**Extracted data entries:**
----
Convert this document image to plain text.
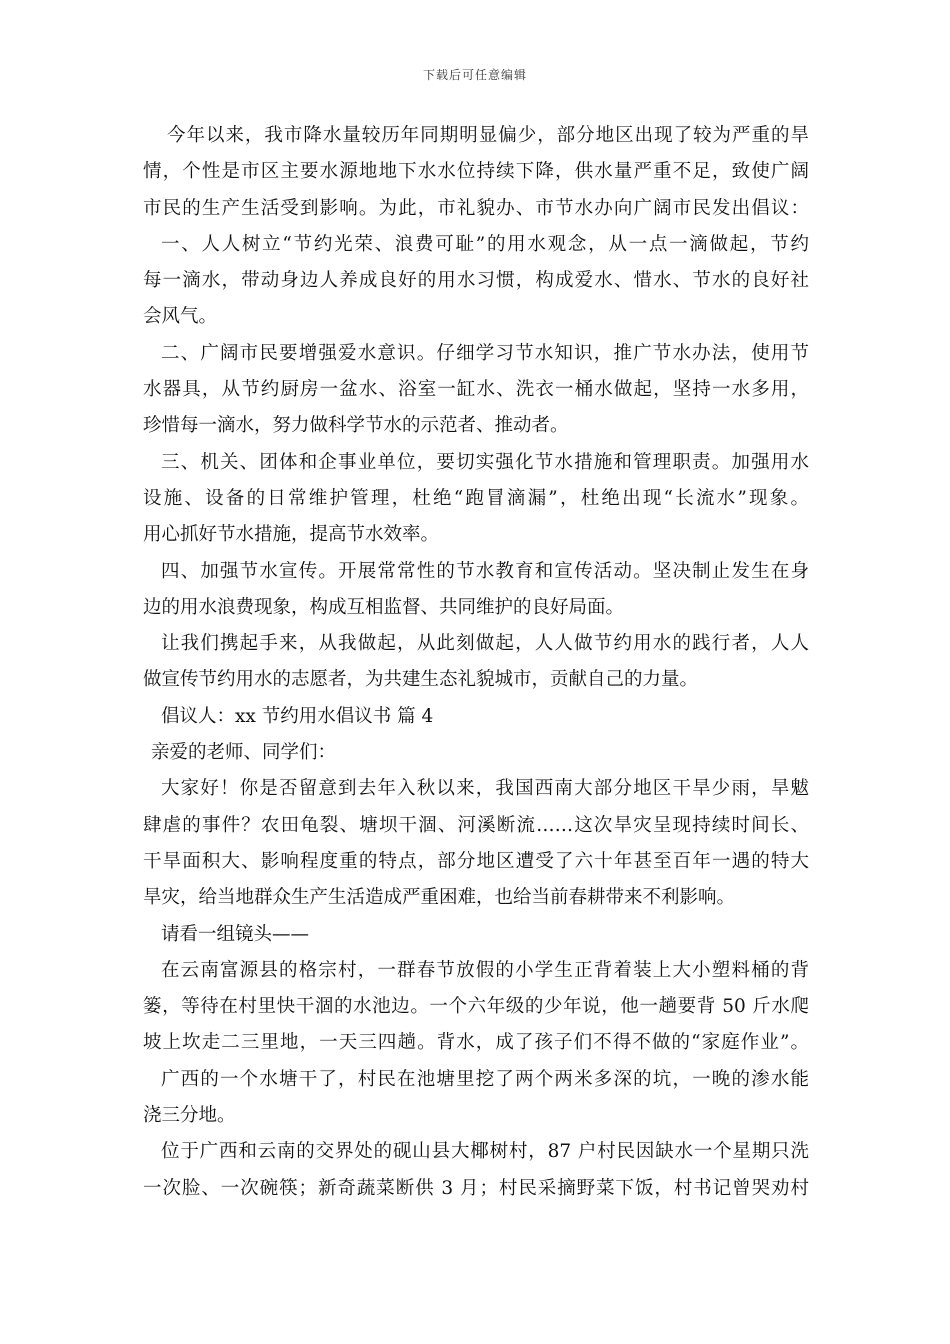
下载后可任意编辑
今年以来，我市降水量较历年同期明显偏少，部分地区出现了较为严重的旱
情，个性是市区主要水源地地下水水位持续下降，供水量严重不足，致使广阔
市民的生产生活受到影响。为此，市礼貌办、市节水办向广阔市民发出倡议：
一、人人树立“节约光荣、浪费可耻”的用水观念，从一点一滴做起，节约
每一滴水，带动身边人养成良好的用水习惯，构成爱水、惜水、节水的良好社
会风气。
二、广阔市民要增强爱水意识。仔细学习节水知识，推广节水办法，使用节
水器具，从节约厨房一盆水、浴室一缸水、洗衣一桶水做起，坚持一水多用，
珍惜每一滴水，努力做科学节水的示范者、推动者。
三、机关、团体和企事业单位，要切实强化节水措施和管理职责。加强用水
设施、设备的日常维护管理，杜绝“跑冒滴漏”，杜绝出现“长流水”现象。
用心抓好节水措施，提高节水效率。
四、加强节水宣传。开展常常性的节水教育和宣传活动。坚决制止发生在身
边的用水浪费现象，构成互相监督、共同维护的良好局面。
让我们携起手来，从我做起，从此刻做起，人人做节约用水的践行者，人人
做宣传节约用水的志愿者，为共建生态礼貌城市，贡献自己的力量。
倡议人：xx 节约用水倡议书 篇 4
亲爱的老师、同学们：
大家好！你是否留意到去年入秋以来，我国西南大部分地区干旱少雨，旱魃
肆虐的事件？农田龟裂、塘坝干涸、河溪断流……这次旱灾呈现持续时间长、
干旱面积大、影响程度重的特点，部分地区遭受了六十年甚至百年一遇的特大
旱灾，给当地群众生产生活造成严重困难，也给当前春耕带来不利影响。
请看一组镜头——
在云南富源县的格宗村，一群春节放假的小学生正背着装上大小塑料桶的背
篓，等待在村里快干涸的水池边。一个六年级的少年说，他一趟要背 50 斤水爬
坡上坎走二三里地，一天三四趟。背水，成了孩子们不得不做的“家庭作业”。
广西的一个水塘干了，村民在池塘里挖了两个两米多深的坑，一晚的渗水能
浇三分地。
位于广西和云南的交界处的砚山县大椰树村，87 户村民因缺水一个星期只洗
一次脸、一次碗筷；新奇蔬菜断供 3 月；村民采摘野菜下饭，村书记曾哭劝村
----
**WRITTEN TASK:** Pictures appear in the records above. Output everything except them, exactly.

**EXPECTED ANSWER:**
Convert this document image to plain text.
下载后可任意编辑
今年以来，我市降水量较历年同期明显偏少，部分地区出现了较为严重的旱
情，个性是市区主要水源地地下水水位持续下降，供水量严重不足，致使广阔
市民的生产生活受到影响。为此，市礼貌办、市节水办向广阔市民发出倡议：
一、人人树立“节约光荣、浪费可耻”的用水观念，从一点一滴做起，节约
每一滴水，带动身边人养成良好的用水习惯，构成爱水、惜水、节水的良好社
会风气。
二、广阔市民要增强爱水意识。仔细学习节水知识，推广节水办法，使用节
水器具，从节约厨房一盆水、浴室一缸水、洗衣一桶水做起，坚持一水多用，
珍惜每一滴水，努力做科学节水的示范者、推动者。
三、机关、团体和企事业单位，要切实强化节水措施和管理职责。加强用水
设施、设备的日常维护管理，杜绝“跑冒滴漏”，杜绝出现“长流水”现象。
用心抓好节水措施，提高节水效率。
四、加强节水宣传。开展常常性的节水教育和宣传活动。坚决制止发生在身
边的用水浪费现象，构成互相监督、共同维护的良好局面。
让我们携起手来，从我做起，从此刻做起，人人做节约用水的践行者，人人
做宣传节约用水的志愿者，为共建生态礼貌城市，贡献自己的力量。
倡议人：xx 节约用水倡议书 篇 4
亲爱的老师、同学们：
大家好！你是否留意到去年入秋以来，我国西南大部分地区干旱少雨，旱魃
肆虐的事件？农田龟裂、塘坝干涸、河溪断流……这次旱灾呈现持续时间长、
干旱面积大、影响程度重的特点，部分地区遭受了六十年甚至百年一遇的特大
旱灾，给当地群众生产生活造成严重困难，也给当前春耕带来不利影响。
请看一组镜头——
在云南富源县的格宗村，一群春节放假的小学生正背着装上大小塑料桶的背
篓，等待在村里快干涸的水池边。一个六年级的少年说，他一趟要背 50 斤水爬
坡上坎走二三里地，一天三四趟。背水，成了孩子们不得不做的“家庭作业”。
广西的一个水塘干了，村民在池塘里挖了两个两米多深的坑，一晚的渗水能
浇三分地。
位于广西和云南的交界处的砚山县大椰树村，87 户村民因缺水一个星期只洗
一次脸、一次碗筷；新奇蔬菜断供 3 月；村民采摘野菜下饭，村书记曾哭劝村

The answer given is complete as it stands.